**DATA TO PROCESS:**
+--
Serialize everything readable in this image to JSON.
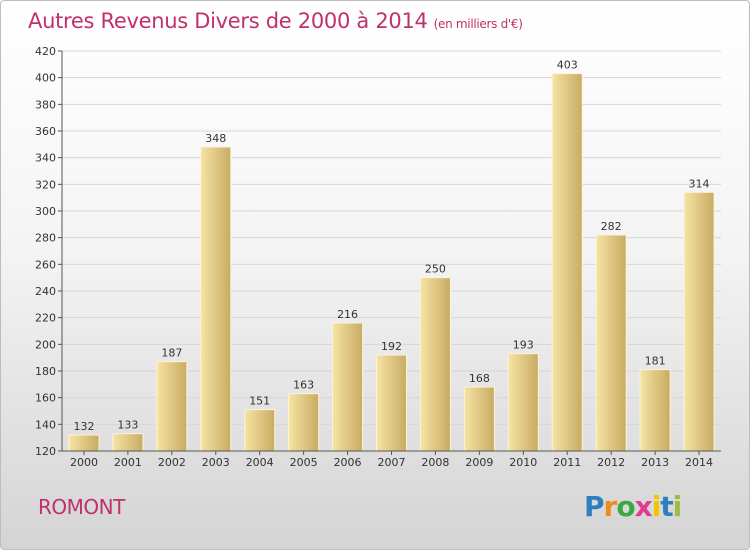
{
  "title": "Autres Revenus Divers de 2000 à 2014",
  "subtitle": "(en milliers d'€)",
  "place": "ROMONT",
  "logo": {
    "letters": [
      "P",
      "r",
      "o",
      "x",
      "i",
      "t",
      "i"
    ],
    "colors": [
      "#2f7fc0",
      "#f08a1c",
      "#3aa843",
      "#e23b8f",
      "#f5c400",
      "#2f7fc0",
      "#9bbf3a"
    ]
  },
  "colors": {
    "title": "#c0306a",
    "bar_light": "#f6e3a4",
    "bar_dark": "#c8ab62",
    "grid": "#d6d6d6",
    "axis_text": "#333333"
  },
  "chart_data": {
    "type": "bar",
    "categories": [
      "2000",
      "2001",
      "2002",
      "2003",
      "2004",
      "2005",
      "2006",
      "2007",
      "2008",
      "2009",
      "2010",
      "2011",
      "2012",
      "2013",
      "2014"
    ],
    "values": [
      132,
      133,
      187,
      348,
      151,
      163,
      216,
      192,
      250,
      168,
      193,
      403,
      282,
      181,
      314
    ],
    "ylim": [
      120,
      420
    ],
    "yticks": [
      120,
      140,
      160,
      180,
      200,
      220,
      240,
      260,
      280,
      300,
      320,
      340,
      360,
      380,
      400,
      420
    ],
    "grid": true,
    "data_labels": true
  }
}
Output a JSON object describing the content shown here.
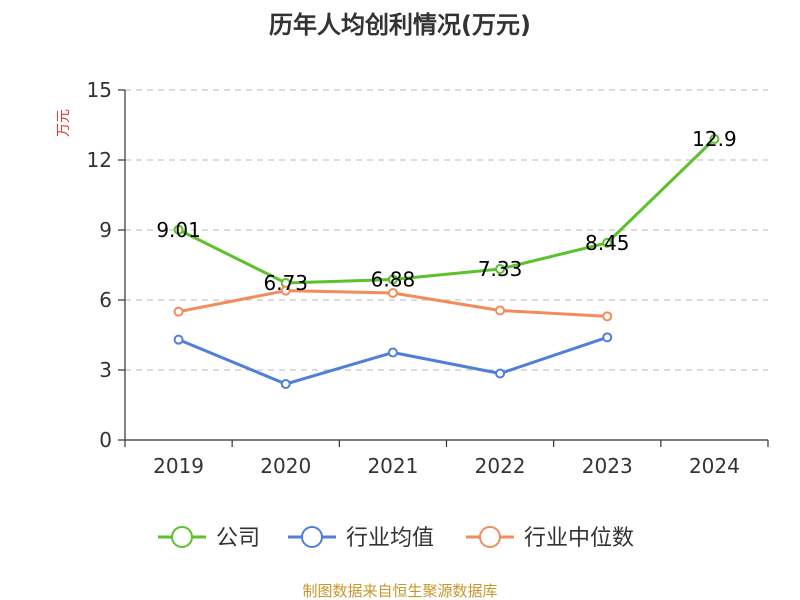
{
  "chart_data": {
    "type": "line",
    "title": "历年人均创利情况(万元)",
    "ylabel": "万元",
    "xlabel": "",
    "categories": [
      "2019",
      "2020",
      "2021",
      "2022",
      "2023",
      "2024"
    ],
    "ylim": [
      0,
      15
    ],
    "yticks": [
      0,
      3,
      6,
      9,
      12,
      15
    ],
    "grid": true,
    "legend_position": "bottom",
    "series": [
      {
        "name": "公司",
        "color": "#5cc12a",
        "values": [
          9.01,
          6.73,
          6.88,
          7.33,
          8.45,
          12.9
        ],
        "labels": [
          "9.01",
          "6.73",
          "6.88",
          "7.33",
          "8.45",
          "12.9"
        ]
      },
      {
        "name": "行业均值",
        "color": "#4f7fd9",
        "values": [
          4.3,
          2.4,
          3.75,
          2.85,
          4.4,
          null
        ]
      },
      {
        "name": "行业中位数",
        "color": "#f28c5a",
        "values": [
          5.5,
          6.4,
          6.3,
          5.55,
          5.3,
          null
        ]
      }
    ]
  },
  "source": "制图数据来自恒生聚源数据库"
}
+--
**WHAT TO PRODUCE:**
Search the data for the string "JSON" and copy each line where it appears.

**FINISHED TASK:**
Serialize everything readable in this image to JSON.
Output a JSON object describing the content shown here.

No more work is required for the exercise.